[Figure data in JSON]
• • •

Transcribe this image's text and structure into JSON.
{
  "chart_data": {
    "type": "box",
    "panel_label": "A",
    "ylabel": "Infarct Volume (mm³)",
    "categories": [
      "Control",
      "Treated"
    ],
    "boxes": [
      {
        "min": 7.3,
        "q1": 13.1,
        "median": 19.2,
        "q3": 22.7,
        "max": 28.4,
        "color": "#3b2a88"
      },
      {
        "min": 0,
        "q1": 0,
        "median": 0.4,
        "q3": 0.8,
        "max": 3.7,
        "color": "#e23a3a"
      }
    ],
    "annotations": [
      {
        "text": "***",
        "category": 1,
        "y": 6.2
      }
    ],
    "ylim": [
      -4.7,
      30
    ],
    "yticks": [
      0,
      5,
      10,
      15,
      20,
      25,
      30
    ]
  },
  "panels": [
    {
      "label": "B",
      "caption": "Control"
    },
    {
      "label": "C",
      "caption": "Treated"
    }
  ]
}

• • •

Exercise task.
Copy every line exactly. Leave nothing out.

Complete output.
Transcribe this image's text and structure into JSON.
{
  "chart_data": {
    "type": "box",
    "panel_label": "A",
    "ylabel": "Infarct Volume (mm³)",
    "categories": [
      "Control",
      "Treated"
    ],
    "boxes": [
      {
        "min": 7.3,
        "q1": 13.1,
        "median": 19.2,
        "q3": 22.7,
        "max": 28.4,
        "color": "#3b2a88"
      },
      {
        "min": 0,
        "q1": 0,
        "median": 0.4,
        "q3": 0.8,
        "max": 3.7,
        "color": "#e23a3a"
      }
    ],
    "annotations": [
      {
        "text": "***",
        "category": 1,
        "y": 6.2
      }
    ],
    "ylim": [
      -4.7,
      30
    ],
    "yticks": [
      0,
      5,
      10,
      15,
      20,
      25,
      30
    ]
  },
  "panels": [
    {
      "label": "B",
      "caption": "Control"
    },
    {
      "label": "C",
      "caption": "Treated"
    }
  ]
}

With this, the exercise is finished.